▶ [TRECHO DO DOCUMENTO]
--*--

A legislação do IRRF não atribui qualquer efeito fiscal à transferência de titularidade de cotas de fundos de investimento na hipótese de sucessão universal causa mortis. Até porque, tal transmissão não se equipara, em nenhuma hipótese, ao evento previsto em lei (resgate) como fato gerador do tributo.
Surpreendentemente, a Reeita editou o ADI 13/2007, por meio do qual inovou, não se bastando em interpretar a questão em matéria de CPMF, criando novo fato gerador do IRRF no seu artigo 2º. Veja-se:
“Art. 1º São passíveis de incidência da Contribuição Provisória sobre Movimentação ou Transmissão de Valores e de Créditos e Direitos de Natureza Financeira (CPMF) as transferências financeiras, realizadas pelas instituições financeiras, decorrentes de:
I – incorporação, cisão ou fusão;
II – sucessão “causa mortis”
Art. 2º As operações de que tratam o art. 1º, quando referentes a aplicações financeiras, sujeitam-se inclusive ao pagamento do imposto de renda na fonte e do imposto sobre operações de crédito, câmbio e seguro, ou relativas a título ou valores mobiliários, quando for o caso.” (grifou-se)
Em outras palavras, a Receita ampliou o critério material da hipótese de incidência do IRRF, passando a exigi-lo nas transferências decorrentes de sucessão causa mortis.
Sete anos depois, a Coordenação-Geral de Tributação da Receita confirmou esse entendimento ilegal através da Solução de Consulta (SC) Cosit nº 383/2014. Naquela ocasião, determinada administradora de fundos de investimento de renda fixa apresentou dúvidas quanto à necessidade (ou não) de reter o imposto de renda nas “situações em que o cliente pessoa física recebe quotas dos comentados fundos de investimento em razão de sucessão causa mortis, legítima ou testamentária.”.

--*--

▶ [TAREFAS A REALIZAR]
1. Transcreva literalmente o trecho sobre o IRRF, de "Art. 2º As operações" até "sucessão causa mortis.".
2. No trecho sobre o IRRF, em qual artigo do ADI 13/2007 a Receita criou um novo fato gerador do imposto?
3. No trecho sobre o IRRF, quais eventos o art. 1º do ADI 13/2007 aponta como origem das transferências financeiras sujeitas à CPMF?

Anotações de caixas delimitadoras:
--*--

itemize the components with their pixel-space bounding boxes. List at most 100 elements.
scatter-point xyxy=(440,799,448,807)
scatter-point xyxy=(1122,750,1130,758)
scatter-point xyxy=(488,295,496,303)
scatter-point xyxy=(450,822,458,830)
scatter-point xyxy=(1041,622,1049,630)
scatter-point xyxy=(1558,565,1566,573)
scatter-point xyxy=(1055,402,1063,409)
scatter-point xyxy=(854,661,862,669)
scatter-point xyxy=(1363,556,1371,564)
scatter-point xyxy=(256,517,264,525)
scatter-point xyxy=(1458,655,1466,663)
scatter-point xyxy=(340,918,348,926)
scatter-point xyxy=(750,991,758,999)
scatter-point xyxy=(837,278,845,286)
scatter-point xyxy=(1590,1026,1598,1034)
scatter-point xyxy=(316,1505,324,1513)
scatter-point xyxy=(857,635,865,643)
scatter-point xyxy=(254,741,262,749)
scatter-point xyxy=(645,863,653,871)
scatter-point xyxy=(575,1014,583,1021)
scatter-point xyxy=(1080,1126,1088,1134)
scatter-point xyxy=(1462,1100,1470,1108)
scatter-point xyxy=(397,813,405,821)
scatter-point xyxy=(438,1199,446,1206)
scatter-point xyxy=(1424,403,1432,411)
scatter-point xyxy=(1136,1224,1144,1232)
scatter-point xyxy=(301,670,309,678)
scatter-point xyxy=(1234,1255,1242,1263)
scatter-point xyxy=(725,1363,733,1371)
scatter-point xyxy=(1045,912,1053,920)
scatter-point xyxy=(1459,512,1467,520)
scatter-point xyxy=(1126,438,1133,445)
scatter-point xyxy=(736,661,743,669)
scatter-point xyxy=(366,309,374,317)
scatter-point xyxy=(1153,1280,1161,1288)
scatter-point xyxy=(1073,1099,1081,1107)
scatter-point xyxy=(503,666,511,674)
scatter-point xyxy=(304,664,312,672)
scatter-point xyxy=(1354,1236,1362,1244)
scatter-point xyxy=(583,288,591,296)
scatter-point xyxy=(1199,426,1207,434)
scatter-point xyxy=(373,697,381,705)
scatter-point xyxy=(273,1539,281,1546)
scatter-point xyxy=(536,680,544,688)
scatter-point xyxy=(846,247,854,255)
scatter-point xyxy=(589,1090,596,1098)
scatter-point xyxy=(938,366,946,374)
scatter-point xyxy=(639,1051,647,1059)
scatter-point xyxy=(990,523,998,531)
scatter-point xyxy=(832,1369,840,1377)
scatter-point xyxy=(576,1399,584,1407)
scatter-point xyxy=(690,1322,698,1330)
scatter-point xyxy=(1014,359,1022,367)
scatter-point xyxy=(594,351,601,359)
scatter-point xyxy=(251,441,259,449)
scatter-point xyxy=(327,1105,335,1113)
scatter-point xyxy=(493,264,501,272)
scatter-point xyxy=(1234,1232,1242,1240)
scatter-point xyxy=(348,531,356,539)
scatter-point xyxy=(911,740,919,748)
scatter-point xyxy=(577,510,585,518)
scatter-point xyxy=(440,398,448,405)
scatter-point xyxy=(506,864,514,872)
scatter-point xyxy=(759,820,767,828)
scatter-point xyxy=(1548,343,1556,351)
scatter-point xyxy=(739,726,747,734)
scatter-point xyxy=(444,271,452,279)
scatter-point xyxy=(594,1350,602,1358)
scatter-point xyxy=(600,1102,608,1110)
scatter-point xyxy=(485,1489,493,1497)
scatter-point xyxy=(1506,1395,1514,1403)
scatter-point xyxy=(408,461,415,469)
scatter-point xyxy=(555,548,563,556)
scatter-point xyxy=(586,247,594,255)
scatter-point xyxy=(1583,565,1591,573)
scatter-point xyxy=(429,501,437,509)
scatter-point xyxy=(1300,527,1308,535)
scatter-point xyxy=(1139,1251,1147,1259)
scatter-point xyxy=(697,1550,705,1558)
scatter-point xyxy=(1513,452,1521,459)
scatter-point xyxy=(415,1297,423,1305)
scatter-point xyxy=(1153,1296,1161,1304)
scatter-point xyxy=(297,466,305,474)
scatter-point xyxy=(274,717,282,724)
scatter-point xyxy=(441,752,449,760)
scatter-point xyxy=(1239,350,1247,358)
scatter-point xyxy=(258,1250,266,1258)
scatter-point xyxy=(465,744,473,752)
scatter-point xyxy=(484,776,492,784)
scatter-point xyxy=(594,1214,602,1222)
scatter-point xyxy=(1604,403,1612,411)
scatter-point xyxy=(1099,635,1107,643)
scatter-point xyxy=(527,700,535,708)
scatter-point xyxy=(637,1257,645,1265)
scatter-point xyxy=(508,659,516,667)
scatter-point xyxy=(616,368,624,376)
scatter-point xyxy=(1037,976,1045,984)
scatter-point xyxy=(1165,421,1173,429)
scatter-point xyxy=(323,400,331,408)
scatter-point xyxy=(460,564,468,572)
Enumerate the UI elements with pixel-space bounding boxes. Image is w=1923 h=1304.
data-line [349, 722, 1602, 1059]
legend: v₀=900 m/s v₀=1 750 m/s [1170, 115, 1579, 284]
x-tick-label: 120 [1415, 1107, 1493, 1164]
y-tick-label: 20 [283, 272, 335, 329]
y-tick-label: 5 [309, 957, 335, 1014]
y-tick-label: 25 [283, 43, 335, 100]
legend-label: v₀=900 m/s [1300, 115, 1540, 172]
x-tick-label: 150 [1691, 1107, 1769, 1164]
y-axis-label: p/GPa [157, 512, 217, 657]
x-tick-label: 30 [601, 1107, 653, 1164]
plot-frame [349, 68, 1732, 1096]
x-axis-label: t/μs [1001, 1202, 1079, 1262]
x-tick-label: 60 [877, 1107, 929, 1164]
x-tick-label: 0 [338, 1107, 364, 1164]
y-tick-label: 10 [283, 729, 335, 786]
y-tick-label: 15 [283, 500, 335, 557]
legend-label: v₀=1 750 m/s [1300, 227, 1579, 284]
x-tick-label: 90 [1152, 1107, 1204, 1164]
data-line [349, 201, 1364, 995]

--*--

▶ [RESPOSTAS DAS TAREFAS]
1.
Art. 2º As operações de que tratam o art. 1º, quando referentes a aplicações financeiras, sujeitam-se inclusive ao pagamento do imposto de renda na fonte e do imposto sobre operações de crédito, câmbio e seguro, ou relativas a título ou valores mobiliários, quando for o caso.” (grifou-se)
Em outras palavras, a Receita ampliou o critério material da hipótese de incidência do IRRF, passando a exigi-lo nas transferências decorrentes de sucessão causa mortis.

2. No artigo 2º.

3.
- incorporação
- cisão
- fusão
- sucessão "causa mortis"